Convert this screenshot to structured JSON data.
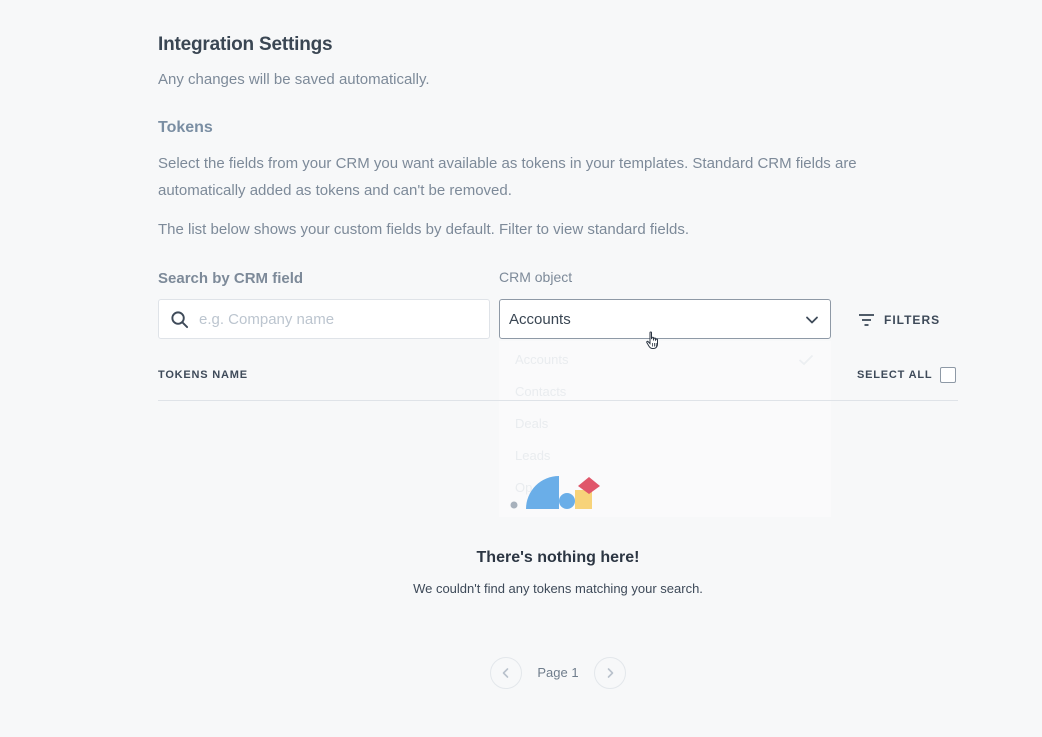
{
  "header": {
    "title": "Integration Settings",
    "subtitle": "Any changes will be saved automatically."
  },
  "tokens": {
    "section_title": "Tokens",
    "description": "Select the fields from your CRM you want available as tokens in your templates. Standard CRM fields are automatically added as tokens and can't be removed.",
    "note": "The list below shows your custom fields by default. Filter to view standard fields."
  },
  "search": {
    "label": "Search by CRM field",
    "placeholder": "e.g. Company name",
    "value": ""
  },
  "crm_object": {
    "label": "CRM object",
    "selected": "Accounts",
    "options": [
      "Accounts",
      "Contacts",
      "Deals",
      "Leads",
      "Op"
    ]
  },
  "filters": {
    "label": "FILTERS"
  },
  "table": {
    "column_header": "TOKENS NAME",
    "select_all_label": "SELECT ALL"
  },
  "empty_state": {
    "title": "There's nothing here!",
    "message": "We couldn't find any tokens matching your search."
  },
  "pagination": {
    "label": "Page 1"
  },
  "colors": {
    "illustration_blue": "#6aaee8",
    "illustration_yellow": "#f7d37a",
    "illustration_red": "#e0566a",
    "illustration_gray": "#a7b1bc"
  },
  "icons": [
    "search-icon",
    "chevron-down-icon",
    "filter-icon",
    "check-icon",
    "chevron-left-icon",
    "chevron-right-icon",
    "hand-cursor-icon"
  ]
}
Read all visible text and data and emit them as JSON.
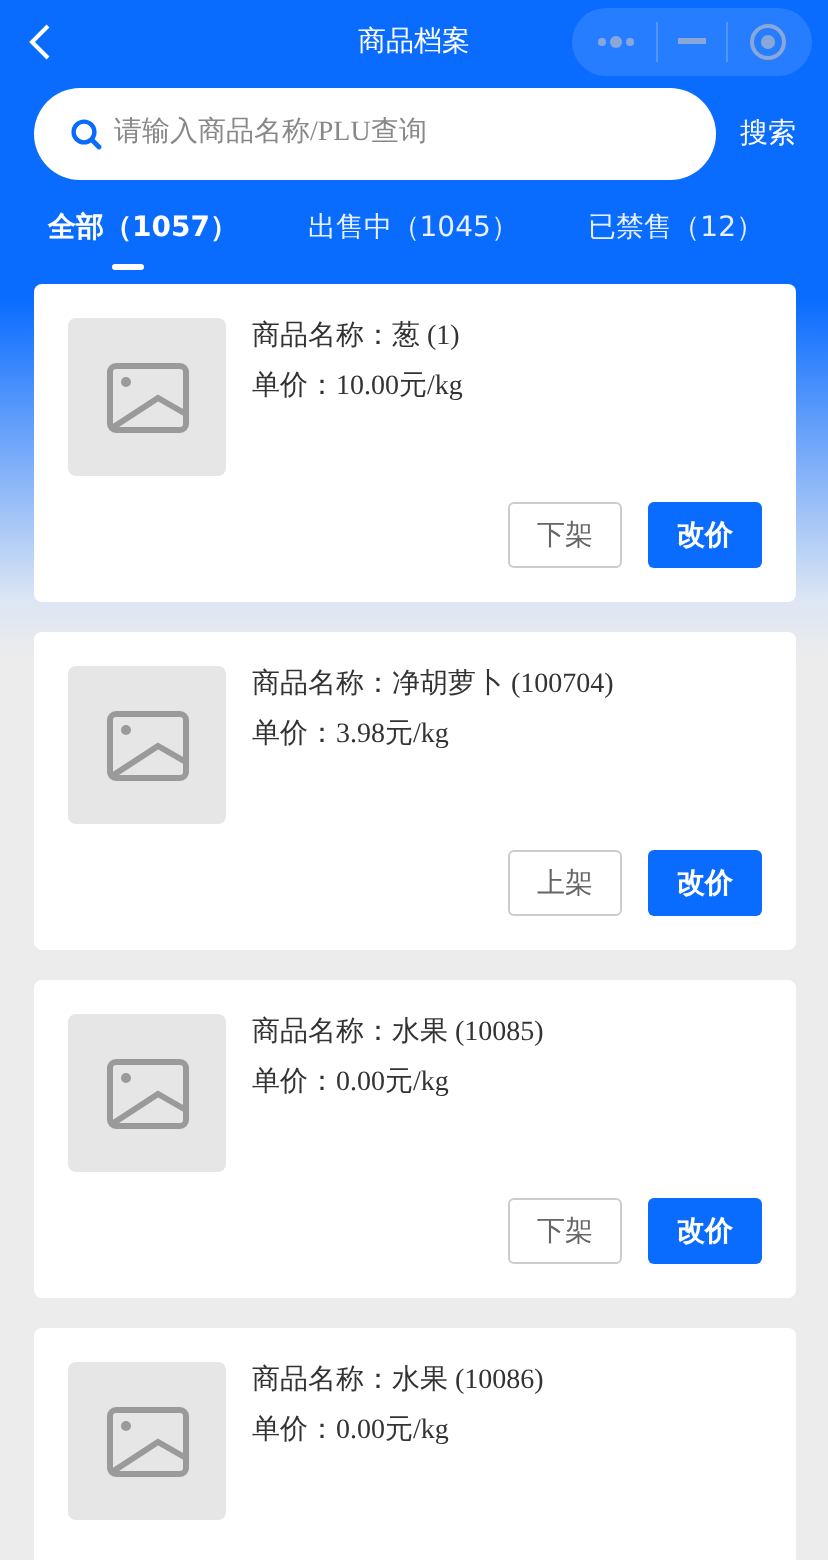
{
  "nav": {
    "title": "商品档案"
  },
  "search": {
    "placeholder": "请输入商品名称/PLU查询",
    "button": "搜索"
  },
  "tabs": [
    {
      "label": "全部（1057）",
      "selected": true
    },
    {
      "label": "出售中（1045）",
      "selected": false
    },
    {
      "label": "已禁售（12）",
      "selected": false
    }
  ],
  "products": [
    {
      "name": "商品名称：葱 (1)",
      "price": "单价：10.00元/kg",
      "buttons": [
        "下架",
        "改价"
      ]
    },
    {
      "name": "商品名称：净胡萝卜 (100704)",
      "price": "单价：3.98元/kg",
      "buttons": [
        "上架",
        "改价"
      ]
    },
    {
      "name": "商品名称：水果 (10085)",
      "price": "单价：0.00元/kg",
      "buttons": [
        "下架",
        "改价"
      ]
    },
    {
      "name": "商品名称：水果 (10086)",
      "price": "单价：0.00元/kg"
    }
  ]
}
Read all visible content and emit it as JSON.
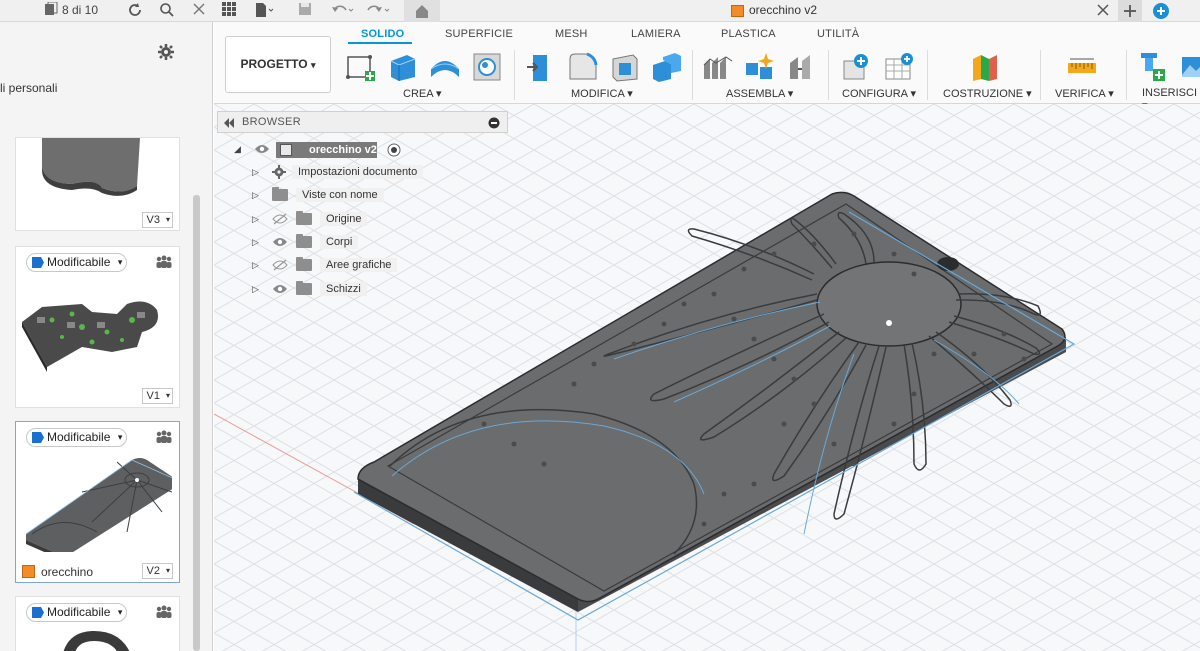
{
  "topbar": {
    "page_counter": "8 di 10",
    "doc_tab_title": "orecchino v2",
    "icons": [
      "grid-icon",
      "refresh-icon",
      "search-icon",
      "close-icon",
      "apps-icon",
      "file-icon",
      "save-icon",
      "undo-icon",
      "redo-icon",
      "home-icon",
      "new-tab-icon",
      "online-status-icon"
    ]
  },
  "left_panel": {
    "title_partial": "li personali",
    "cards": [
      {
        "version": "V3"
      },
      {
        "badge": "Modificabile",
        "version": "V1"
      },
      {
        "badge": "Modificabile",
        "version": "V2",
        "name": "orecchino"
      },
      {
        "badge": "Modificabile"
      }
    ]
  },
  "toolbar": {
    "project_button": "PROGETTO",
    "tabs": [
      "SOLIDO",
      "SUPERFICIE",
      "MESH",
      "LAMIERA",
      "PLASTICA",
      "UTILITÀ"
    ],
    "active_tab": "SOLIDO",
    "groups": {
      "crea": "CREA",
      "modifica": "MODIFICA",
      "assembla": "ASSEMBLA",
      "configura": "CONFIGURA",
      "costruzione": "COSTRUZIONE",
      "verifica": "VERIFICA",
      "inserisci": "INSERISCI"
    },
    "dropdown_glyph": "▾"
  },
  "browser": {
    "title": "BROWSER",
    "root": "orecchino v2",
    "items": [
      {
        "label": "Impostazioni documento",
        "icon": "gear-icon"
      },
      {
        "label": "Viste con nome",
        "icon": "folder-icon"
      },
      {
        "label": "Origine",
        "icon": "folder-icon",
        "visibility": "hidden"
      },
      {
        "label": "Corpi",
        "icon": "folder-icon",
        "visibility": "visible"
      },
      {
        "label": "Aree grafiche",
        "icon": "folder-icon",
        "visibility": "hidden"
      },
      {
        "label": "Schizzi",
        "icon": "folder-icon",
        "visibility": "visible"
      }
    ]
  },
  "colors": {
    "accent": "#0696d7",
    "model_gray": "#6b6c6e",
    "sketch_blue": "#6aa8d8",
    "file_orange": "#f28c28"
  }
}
=-=-=-=-=
INSTRUCTIONS FOR THE TASK: Show each line of the data that contains the string "JSON".

TASK ANSWER:
Convert this screenshot to structured JSON data.
Read all visible text and data and emit them as JSON.
Read all visible content and emit it as JSON.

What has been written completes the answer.